Quote all entries exactly, leaving pictures aside.
──────── Exercise inputs ────────
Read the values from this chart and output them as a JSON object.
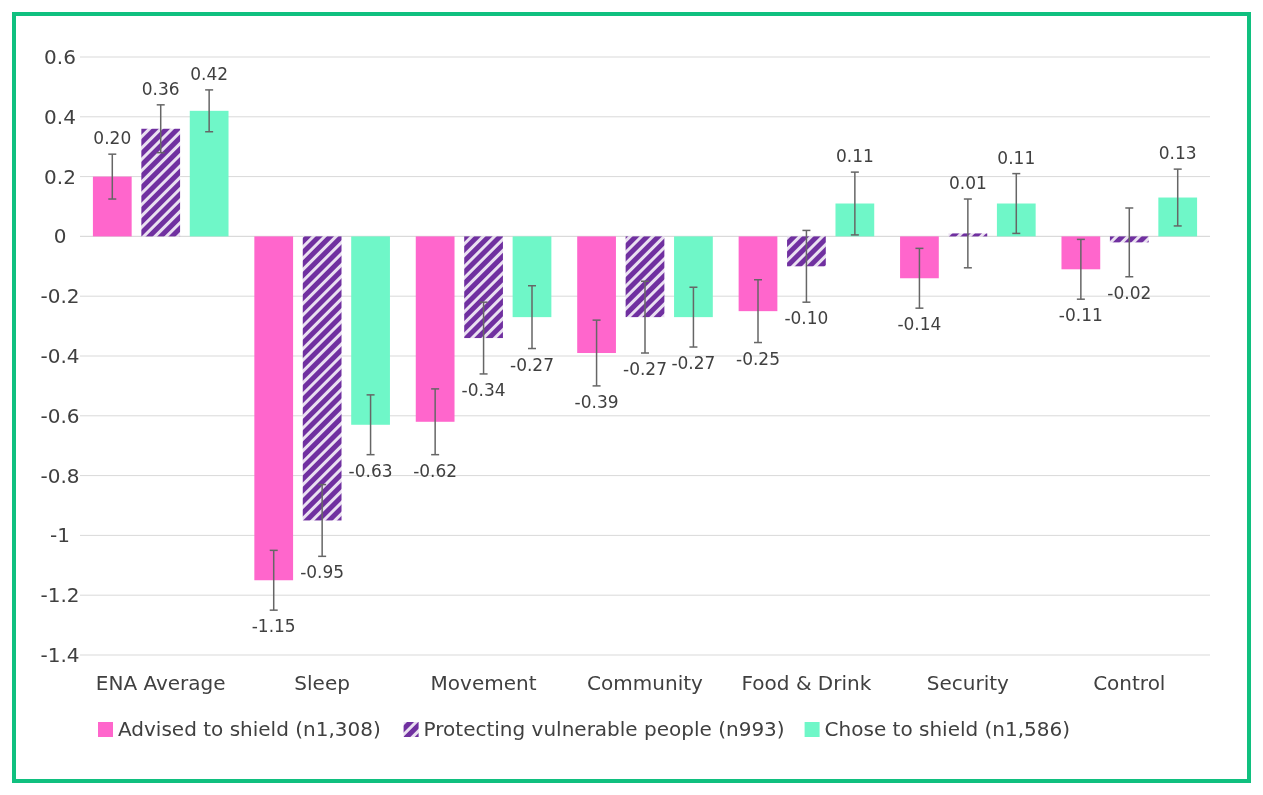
{
  "chart_data": {
    "type": "bar",
    "categories": [
      "ENA Average",
      "Sleep",
      "Movement",
      "Community",
      "Food & Drink",
      "Security",
      "Control"
    ],
    "series": [
      {
        "name": "Advised to shield (n1,308)",
        "color": "#ff66cc",
        "values": [
          0.2,
          -1.15,
          -0.62,
          -0.39,
          -0.25,
          -0.14,
          -0.11
        ],
        "errors": [
          0.075,
          0.1,
          0.11,
          0.11,
          0.105,
          0.1,
          0.1
        ],
        "value_labels": [
          "0.20",
          "-1.15",
          "-0.62",
          "-0.39",
          "-0.25",
          "-0.14",
          "-0.11"
        ]
      },
      {
        "name": "Protecting vulnerable people (n993)",
        "color": "#7030a0",
        "values": [
          0.36,
          -0.95,
          -0.34,
          -0.27,
          -0.1,
          0.01,
          -0.02
        ],
        "errors": [
          0.08,
          0.12,
          0.12,
          0.12,
          0.12,
          0.115,
          0.115
        ],
        "value_labels": [
          "0.36",
          "-0.95",
          "-0.34",
          "-0.27",
          "-0.10",
          "0.01",
          "-0.02"
        ]
      },
      {
        "name": "Chose to shield (n1,586)",
        "color": "#6ff7c8",
        "values": [
          0.42,
          -0.63,
          -0.27,
          -0.27,
          0.11,
          0.11,
          0.13
        ],
        "errors": [
          0.07,
          0.1,
          0.105,
          0.1,
          0.105,
          0.1,
          0.095
        ],
        "value_labels": [
          "0.42",
          "-0.63",
          "-0.27",
          "-0.27",
          "0.11",
          "0.11",
          "0.13"
        ]
      }
    ],
    "ylim": [
      -1.4,
      0.6
    ],
    "yticks": [
      {
        "value": -1.4,
        "label": "-1.4"
      },
      {
        "value": -1.2,
        "label": "-1.2"
      },
      {
        "value": -1,
        "label": "-1"
      },
      {
        "value": -0.8,
        "label": "-0.8"
      },
      {
        "value": -0.6,
        "label": "-0.6"
      },
      {
        "value": -0.4,
        "label": "-0.4"
      },
      {
        "value": -0.2,
        "label": "-0.2"
      },
      {
        "value": 0,
        "label": "0"
      },
      {
        "value": 0.2,
        "label": "0.2"
      },
      {
        "value": 0.4,
        "label": "0.4"
      },
      {
        "value": 0.6,
        "label": "0.6"
      }
    ],
    "grid": "y",
    "legend": "bottom"
  }
}
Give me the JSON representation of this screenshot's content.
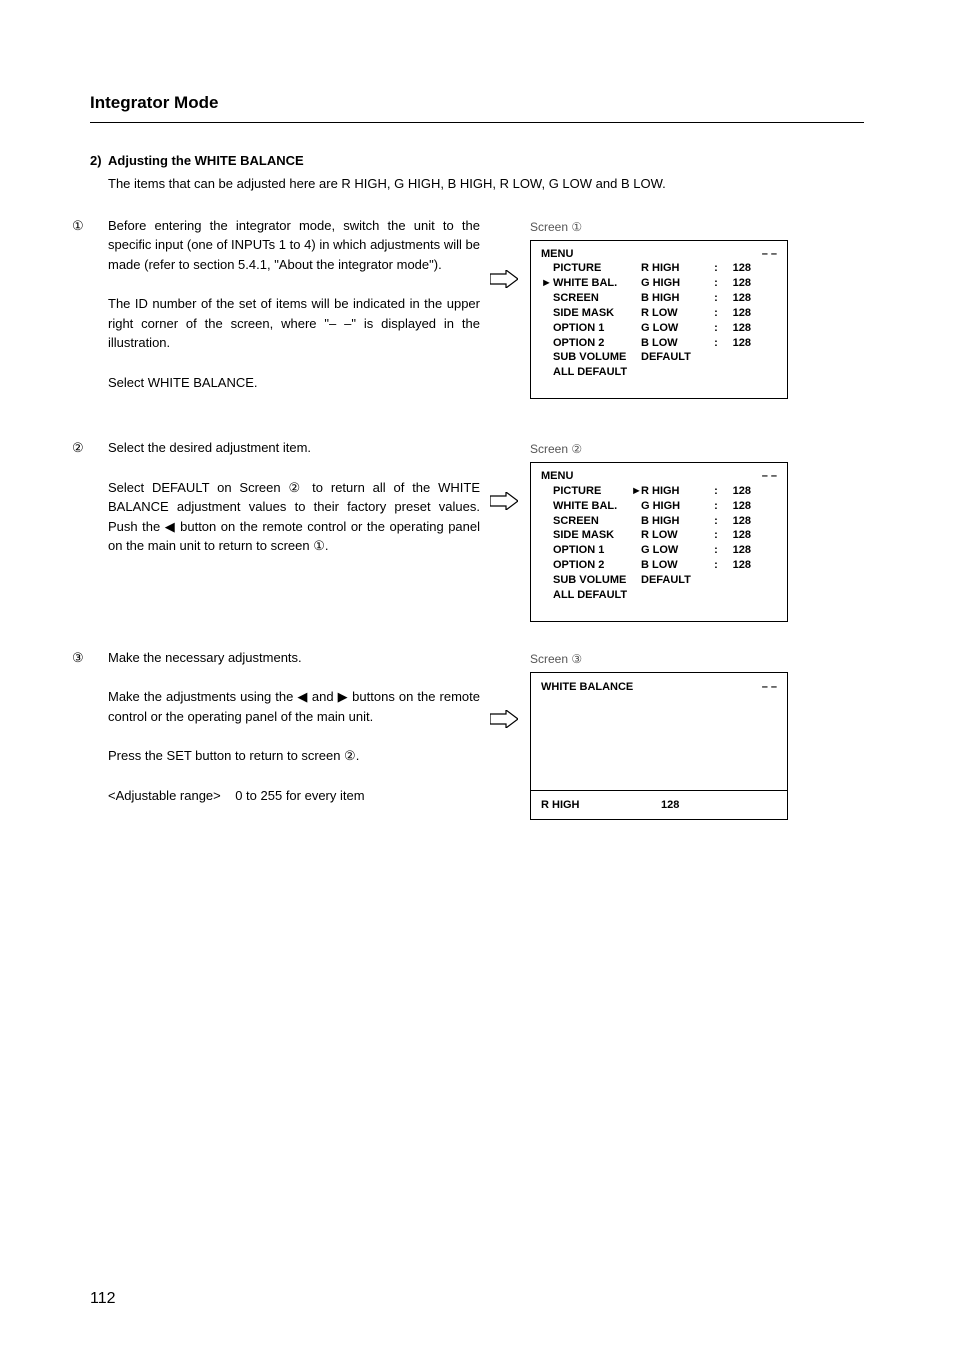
{
  "page": {
    "title": "Integrator Mode",
    "number": "112"
  },
  "section": {
    "heading_prefix": "2)",
    "heading": "Adjusting the WHITE BALANCE",
    "intro": "The items that can be adjusted here are R HIGH, G HIGH, B HIGH, R LOW, G LOW and B LOW."
  },
  "steps": [
    {
      "num": "①",
      "para1": "Before entering the integrator mode, switch the unit to the specific input (one of INPUTs 1 to 4) in which adjustments will be made (refer to section 5.4.1, \"About the integrator mode\").",
      "para2": "The ID number of the set of items will be indicated in the upper right corner of the screen, where \"– –\" is displayed in the illustration.",
      "para3": "Select WHITE BALANCE.",
      "screen_label": "Screen ①",
      "osd": {
        "title": "MENU",
        "corner": "– –",
        "rows": [
          {
            "left": "PICTURE",
            "pointer": false,
            "mid": "R HIGH",
            "midptr": false,
            "sep": ":",
            "right": "128"
          },
          {
            "left": "WHITE BAL.",
            "pointer": true,
            "mid": "G HIGH",
            "midptr": false,
            "sep": ":",
            "right": "128"
          },
          {
            "left": "SCREEN",
            "pointer": false,
            "mid": "B HIGH",
            "midptr": false,
            "sep": ":",
            "right": "128"
          },
          {
            "left": "SIDE MASK",
            "pointer": false,
            "mid": "R LOW",
            "midptr": false,
            "sep": ":",
            "right": "128"
          },
          {
            "left": "OPTION 1",
            "pointer": false,
            "mid": "G LOW",
            "midptr": false,
            "sep": ":",
            "right": "128"
          },
          {
            "left": "OPTION 2",
            "pointer": false,
            "mid": "B LOW",
            "midptr": false,
            "sep": ":",
            "right": "128"
          },
          {
            "left": "SUB VOLUME",
            "pointer": false,
            "mid": "DEFAULT",
            "midptr": false,
            "sep": "",
            "right": ""
          },
          {
            "left": "ALL DEFAULT",
            "pointer": false,
            "mid": "",
            "midptr": false,
            "sep": "",
            "right": ""
          }
        ]
      }
    },
    {
      "num": "②",
      "para1": "Select the desired adjustment item.",
      "para2": "Select DEFAULT on Screen ② to return all of the WHITE BALANCE adjustment values to their factory preset values. Push the ◀ button on the remote control or the operating panel on the main unit to return to screen ①.",
      "screen_label": "Screen ②",
      "osd": {
        "title": "MENU",
        "corner": "– –",
        "rows": [
          {
            "left": "PICTURE",
            "pointer": false,
            "mid": "R HIGH",
            "midptr": true,
            "sep": ":",
            "right": "128"
          },
          {
            "left": "WHITE BAL.",
            "pointer": false,
            "mid": "G HIGH",
            "midptr": false,
            "sep": ":",
            "right": "128"
          },
          {
            "left": "SCREEN",
            "pointer": false,
            "mid": "B HIGH",
            "midptr": false,
            "sep": ":",
            "right": "128"
          },
          {
            "left": "SIDE MASK",
            "pointer": false,
            "mid": "R LOW",
            "midptr": false,
            "sep": ":",
            "right": "128"
          },
          {
            "left": "OPTION 1",
            "pointer": false,
            "mid": "G LOW",
            "midptr": false,
            "sep": ":",
            "right": "128"
          },
          {
            "left": "OPTION 2",
            "pointer": false,
            "mid": "B LOW",
            "midptr": false,
            "sep": ":",
            "right": "128"
          },
          {
            "left": "SUB VOLUME",
            "pointer": false,
            "mid": "DEFAULT",
            "midptr": false,
            "sep": "",
            "right": ""
          },
          {
            "left": "ALL DEFAULT",
            "pointer": false,
            "mid": "",
            "midptr": false,
            "sep": "",
            "right": ""
          }
        ]
      }
    },
    {
      "num": "③",
      "para1": "Make the necessary adjustments.",
      "para2": "Make the adjustments using the ◀ and ▶ buttons on the remote control or the operating panel of the main unit.",
      "para3": "Press the SET button to return to screen ②.",
      "para4_prefix": "<Adjustable range>",
      "para4_value": "0 to 255 for every item",
      "screen_label": "Screen ③",
      "osd_wb": {
        "title": "WHITE BALANCE",
        "corner": "– –",
        "bottom_label": "R HIGH",
        "bottom_value": "128"
      }
    }
  ]
}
────────
- **Task output**:
Read the values from this chart and output them as a JSON object.
{
  "chart_data": {
    "type": "bar",
    "categories": [
      "ENA Average",
      "Sleep",
      "Movement",
      "Community",
      "Food & Drink",
      "Security",
      "Control"
    ],
    "series": [
      {
        "name": "Advised to shield (n1,308)",
        "color": "#ff66cc",
        "values": [
          0.2,
          -1.15,
          -0.62,
          -0.39,
          -0.25,
          -0.14,
          -0.11
        ],
        "errors": [
          0.075,
          0.1,
          0.11,
          0.11,
          0.105,
          0.1,
          0.1
        ],
        "value_labels": [
          "0.20",
          "-1.15",
          "-0.62",
          "-0.39",
          "-0.25",
          "-0.14",
          "-0.11"
        ]
      },
      {
        "name": "Protecting vulnerable people (n993)",
        "color": "#7030a0",
        "values": [
          0.36,
          -0.95,
          -0.34,
          -0.27,
          -0.1,
          0.01,
          -0.02
        ],
        "errors": [
          0.08,
          0.12,
          0.12,
          0.12,
          0.12,
          0.115,
          0.115
        ],
        "value_labels": [
          "0.36",
          "-0.95",
          "-0.34",
          "-0.27",
          "-0.10",
          "0.01",
          "-0.02"
        ]
      },
      {
        "name": "Chose to shield (n1,586)",
        "color": "#6ff7c8",
        "values": [
          0.42,
          -0.63,
          -0.27,
          -0.27,
          0.11,
          0.11,
          0.13
        ],
        "errors": [
          0.07,
          0.1,
          0.105,
          0.1,
          0.105,
          0.1,
          0.095
        ],
        "value_labels": [
          "0.42",
          "-0.63",
          "-0.27",
          "-0.27",
          "0.11",
          "0.11",
          "0.13"
        ]
      }
    ],
    "ylim": [
      -1.4,
      0.6
    ],
    "yticks": [
      {
        "value": -1.4,
        "label": "-1.4"
      },
      {
        "value": -1.2,
        "label": "-1.2"
      },
      {
        "value": -1,
        "label": "-1"
      },
      {
        "value": -0.8,
        "label": "-0.8"
      },
      {
        "value": -0.6,
        "label": "-0.6"
      },
      {
        "value": -0.4,
        "label": "-0.4"
      },
      {
        "value": -0.2,
        "label": "-0.2"
      },
      {
        "value": 0,
        "label": "0"
      },
      {
        "value": 0.2,
        "label": "0.2"
      },
      {
        "value": 0.4,
        "label": "0.4"
      },
      {
        "value": 0.6,
        "label": "0.6"
      }
    ],
    "grid": "y",
    "legend": "bottom"
  }
}
Give me the JSON representation of this screenshot's content.
{
  "page": {
    "title": "Integrator Mode",
    "number": "112"
  },
  "section": {
    "heading_prefix": "2)",
    "heading": "Adjusting the WHITE BALANCE",
    "intro": "The items that can be adjusted here are R HIGH, G HIGH, B HIGH, R LOW, G LOW and B LOW."
  },
  "steps": [
    {
      "num": "①",
      "para1": "Before entering the integrator mode, switch the unit to the specific input (one of INPUTs 1 to 4) in which adjustments will be made (refer to section 5.4.1, \"About the integrator mode\").",
      "para2": "The ID number of the set of items will be indicated in the upper right corner of the screen, where \"– –\" is displayed in the illustration.",
      "para3": "Select WHITE BALANCE.",
      "screen_label": "Screen ①",
      "osd": {
        "title": "MENU",
        "corner": "– –",
        "rows": [
          {
            "left": "PICTURE",
            "pointer": false,
            "mid": "R HIGH",
            "midptr": false,
            "sep": ":",
            "right": "128"
          },
          {
            "left": "WHITE BAL.",
            "pointer": true,
            "mid": "G HIGH",
            "midptr": false,
            "sep": ":",
            "right": "128"
          },
          {
            "left": "SCREEN",
            "pointer": false,
            "mid": "B HIGH",
            "midptr": false,
            "sep": ":",
            "right": "128"
          },
          {
            "left": "SIDE MASK",
            "pointer": false,
            "mid": "R LOW",
            "midptr": false,
            "sep": ":",
            "right": "128"
          },
          {
            "left": "OPTION 1",
            "pointer": false,
            "mid": "G LOW",
            "midptr": false,
            "sep": ":",
            "right": "128"
          },
          {
            "left": "OPTION 2",
            "pointer": false,
            "mid": "B LOW",
            "midptr": false,
            "sep": ":",
            "right": "128"
          },
          {
            "left": "SUB VOLUME",
            "pointer": false,
            "mid": "DEFAULT",
            "midptr": false,
            "sep": "",
            "right": ""
          },
          {
            "left": "ALL DEFAULT",
            "pointer": false,
            "mid": "",
            "midptr": false,
            "sep": "",
            "right": ""
          }
        ]
      }
    },
    {
      "num": "②",
      "para1": "Select the desired adjustment item.",
      "para2": "Select DEFAULT on Screen ② to return all of the WHITE BALANCE adjustment values to their factory preset values. Push the ◀ button on the remote control or the operating panel on the main unit to return to screen ①.",
      "screen_label": "Screen ②",
      "osd": {
        "title": "MENU",
        "corner": "– –",
        "rows": [
          {
            "left": "PICTURE",
            "pointer": false,
            "mid": "R HIGH",
            "midptr": true,
            "sep": ":",
            "right": "128"
          },
          {
            "left": "WHITE BAL.",
            "pointer": false,
            "mid": "G HIGH",
            "midptr": false,
            "sep": ":",
            "right": "128"
          },
          {
            "left": "SCREEN",
            "pointer": false,
            "mid": "B HIGH",
            "midptr": false,
            "sep": ":",
            "right": "128"
          },
          {
            "left": "SIDE MASK",
            "pointer": false,
            "mid": "R LOW",
            "midptr": false,
            "sep": ":",
            "right": "128"
          },
          {
            "left": "OPTION 1",
            "pointer": false,
            "mid": "G LOW",
            "midptr": false,
            "sep": ":",
            "right": "128"
          },
          {
            "left": "OPTION 2",
            "pointer": false,
            "mid": "B LOW",
            "midptr": false,
            "sep": ":",
            "right": "128"
          },
          {
            "left": "SUB VOLUME",
            "pointer": false,
            "mid": "DEFAULT",
            "midptr": false,
            "sep": "",
            "right": ""
          },
          {
            "left": "ALL DEFAULT",
            "pointer": false,
            "mid": "",
            "midptr": false,
            "sep": "",
            "right": ""
          }
        ]
      }
    },
    {
      "num": "③",
      "para1": "Make the necessary adjustments.",
      "para2": "Make the adjustments using the ◀ and ▶ buttons on the remote control or the operating panel of the main unit.",
      "para3": "Press the SET button to return to screen ②.",
      "para4_prefix": "<Adjustable range>",
      "para4_value": "0 to 255 for every item",
      "screen_label": "Screen ③",
      "osd_wb": {
        "title": "WHITE BALANCE",
        "corner": "– –",
        "bottom_label": "R HIGH",
        "bottom_value": "128"
      }
    }
  ]
}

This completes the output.